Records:

--------------------------------

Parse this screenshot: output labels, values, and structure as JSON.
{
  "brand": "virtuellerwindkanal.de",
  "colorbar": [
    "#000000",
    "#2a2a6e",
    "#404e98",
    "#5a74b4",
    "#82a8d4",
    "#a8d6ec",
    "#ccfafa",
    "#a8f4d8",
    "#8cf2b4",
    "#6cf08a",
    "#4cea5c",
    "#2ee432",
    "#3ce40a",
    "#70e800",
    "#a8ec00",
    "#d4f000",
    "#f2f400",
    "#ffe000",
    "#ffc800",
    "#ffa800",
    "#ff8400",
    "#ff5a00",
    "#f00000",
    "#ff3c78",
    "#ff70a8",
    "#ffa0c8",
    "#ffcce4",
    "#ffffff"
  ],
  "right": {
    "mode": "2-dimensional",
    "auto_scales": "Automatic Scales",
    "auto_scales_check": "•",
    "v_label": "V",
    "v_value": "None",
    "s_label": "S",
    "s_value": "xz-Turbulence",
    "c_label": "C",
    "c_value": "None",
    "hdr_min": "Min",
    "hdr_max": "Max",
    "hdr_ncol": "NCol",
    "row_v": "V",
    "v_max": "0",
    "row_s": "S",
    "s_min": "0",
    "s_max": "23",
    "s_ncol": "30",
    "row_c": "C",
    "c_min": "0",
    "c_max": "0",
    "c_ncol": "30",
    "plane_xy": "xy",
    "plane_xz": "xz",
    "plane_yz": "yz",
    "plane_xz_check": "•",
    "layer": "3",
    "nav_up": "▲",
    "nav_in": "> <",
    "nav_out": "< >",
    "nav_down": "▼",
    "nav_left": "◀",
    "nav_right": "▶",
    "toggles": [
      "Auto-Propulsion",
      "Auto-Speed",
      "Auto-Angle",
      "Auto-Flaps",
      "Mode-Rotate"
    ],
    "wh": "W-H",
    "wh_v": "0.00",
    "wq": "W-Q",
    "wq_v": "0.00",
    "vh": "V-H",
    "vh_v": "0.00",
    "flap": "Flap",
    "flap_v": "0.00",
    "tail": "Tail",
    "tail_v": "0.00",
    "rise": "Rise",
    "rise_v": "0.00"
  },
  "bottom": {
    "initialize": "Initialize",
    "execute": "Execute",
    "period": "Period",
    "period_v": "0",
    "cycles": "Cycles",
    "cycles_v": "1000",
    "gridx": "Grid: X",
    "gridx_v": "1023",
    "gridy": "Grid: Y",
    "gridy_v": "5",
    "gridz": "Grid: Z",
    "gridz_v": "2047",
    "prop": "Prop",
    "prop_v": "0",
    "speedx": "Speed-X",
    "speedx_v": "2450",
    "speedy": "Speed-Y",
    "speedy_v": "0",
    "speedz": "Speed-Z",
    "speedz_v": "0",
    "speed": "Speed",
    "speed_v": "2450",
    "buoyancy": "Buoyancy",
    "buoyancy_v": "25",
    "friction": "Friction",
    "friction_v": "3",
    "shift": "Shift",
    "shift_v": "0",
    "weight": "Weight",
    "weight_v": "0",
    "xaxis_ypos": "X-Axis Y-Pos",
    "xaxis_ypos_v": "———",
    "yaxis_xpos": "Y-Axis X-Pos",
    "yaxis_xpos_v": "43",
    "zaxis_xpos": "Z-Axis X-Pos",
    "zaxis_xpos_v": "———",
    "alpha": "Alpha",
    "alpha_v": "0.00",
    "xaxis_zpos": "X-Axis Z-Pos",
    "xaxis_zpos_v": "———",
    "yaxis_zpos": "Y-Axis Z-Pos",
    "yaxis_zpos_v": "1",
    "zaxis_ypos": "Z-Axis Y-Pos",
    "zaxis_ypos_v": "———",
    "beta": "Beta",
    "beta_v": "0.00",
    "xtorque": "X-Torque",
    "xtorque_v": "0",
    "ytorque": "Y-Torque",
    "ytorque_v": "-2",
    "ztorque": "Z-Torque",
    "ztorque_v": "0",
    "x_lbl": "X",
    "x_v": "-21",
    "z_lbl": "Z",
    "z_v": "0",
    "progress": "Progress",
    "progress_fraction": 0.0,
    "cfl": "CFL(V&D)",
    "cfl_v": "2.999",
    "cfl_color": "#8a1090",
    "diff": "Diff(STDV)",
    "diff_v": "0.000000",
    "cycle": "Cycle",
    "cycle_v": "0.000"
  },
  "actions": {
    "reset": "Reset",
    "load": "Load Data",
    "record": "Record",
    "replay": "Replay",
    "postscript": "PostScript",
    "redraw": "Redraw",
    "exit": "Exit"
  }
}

--------------------------------

Task description
Can you reproduce all the material exactly?

The solution
Parse this screenshot: output labels, values, and structure as JSON.
{
  "brand": "virtuellerwindkanal.de",
  "colorbar": [
    "#000000",
    "#2a2a6e",
    "#404e98",
    "#5a74b4",
    "#82a8d4",
    "#a8d6ec",
    "#ccfafa",
    "#a8f4d8",
    "#8cf2b4",
    "#6cf08a",
    "#4cea5c",
    "#2ee432",
    "#3ce40a",
    "#70e800",
    "#a8ec00",
    "#d4f000",
    "#f2f400",
    "#ffe000",
    "#ffc800",
    "#ffa800",
    "#ff8400",
    "#ff5a00",
    "#f00000",
    "#ff3c78",
    "#ff70a8",
    "#ffa0c8",
    "#ffcce4",
    "#ffffff"
  ],
  "right": {
    "mode": "2-dimensional",
    "auto_scales": "Automatic Scales",
    "auto_scales_check": "•",
    "v_label": "V",
    "v_value": "None",
    "s_label": "S",
    "s_value": "xz-Turbulence",
    "c_label": "C",
    "c_value": "None",
    "hdr_min": "Min",
    "hdr_max": "Max",
    "hdr_ncol": "NCol",
    "row_v": "V",
    "v_max": "0",
    "row_s": "S",
    "s_min": "0",
    "s_max": "23",
    "s_ncol": "30",
    "row_c": "C",
    "c_min": "0",
    "c_max": "0",
    "c_ncol": "30",
    "plane_xy": "xy",
    "plane_xz": "xz",
    "plane_yz": "yz",
    "plane_xz_check": "•",
    "layer": "3",
    "nav_up": "▲",
    "nav_in": "> <",
    "nav_out": "< >",
    "nav_down": "▼",
    "nav_left": "◀",
    "nav_right": "▶",
    "toggles": [
      "Auto-Propulsion",
      "Auto-Speed",
      "Auto-Angle",
      "Auto-Flaps",
      "Mode-Rotate"
    ],
    "wh": "W-H",
    "wh_v": "0.00",
    "wq": "W-Q",
    "wq_v": "0.00",
    "vh": "V-H",
    "vh_v": "0.00",
    "flap": "Flap",
    "flap_v": "0.00",
    "tail": "Tail",
    "tail_v": "0.00",
    "rise": "Rise",
    "rise_v": "0.00"
  },
  "bottom": {
    "initialize": "Initialize",
    "execute": "Execute",
    "period": "Period",
    "period_v": "0",
    "cycles": "Cycles",
    "cycles_v": "1000",
    "gridx": "Grid: X",
    "gridx_v": "1023",
    "gridy": "Grid: Y",
    "gridy_v": "5",
    "gridz": "Grid: Z",
    "gridz_v": "2047",
    "prop": "Prop",
    "prop_v": "0",
    "speedx": "Speed-X",
    "speedx_v": "2450",
    "speedy": "Speed-Y",
    "speedy_v": "0",
    "speedz": "Speed-Z",
    "speedz_v": "0",
    "speed": "Speed",
    "speed_v": "2450",
    "buoyancy": "Buoyancy",
    "buoyancy_v": "25",
    "friction": "Friction",
    "friction_v": "3",
    "shift": "Shift",
    "shift_v": "0",
    "weight": "Weight",
    "weight_v": "0",
    "xaxis_ypos": "X-Axis Y-Pos",
    "xaxis_ypos_v": "———",
    "yaxis_xpos": "Y-Axis X-Pos",
    "yaxis_xpos_v": "43",
    "zaxis_xpos": "Z-Axis X-Pos",
    "zaxis_xpos_v": "———",
    "alpha": "Alpha",
    "alpha_v": "0.00",
    "xaxis_zpos": "X-Axis Z-Pos",
    "xaxis_zpos_v": "———",
    "yaxis_zpos": "Y-Axis Z-Pos",
    "yaxis_zpos_v": "1",
    "zaxis_ypos": "Z-Axis Y-Pos",
    "zaxis_ypos_v": "———",
    "beta": "Beta",
    "beta_v": "0.00",
    "xtorque": "X-Torque",
    "xtorque_v": "0",
    "ytorque": "Y-Torque",
    "ytorque_v": "-2",
    "ztorque": "Z-Torque",
    "ztorque_v": "0",
    "x_lbl": "X",
    "x_v": "-21",
    "z_lbl": "Z",
    "z_v": "0",
    "progress": "Progress",
    "progress_fraction": 0.0,
    "cfl": "CFL(V&D)",
    "cfl_v": "2.999",
    "cfl_color": "#8a1090",
    "diff": "Diff(STDV)",
    "diff_v": "0.000000",
    "cycle": "Cycle",
    "cycle_v": "0.000"
  },
  "actions": {
    "reset": "Reset",
    "load": "Load Data",
    "record": "Record",
    "replay": "Replay",
    "postscript": "PostScript",
    "redraw": "Redraw",
    "exit": "Exit"
  }
}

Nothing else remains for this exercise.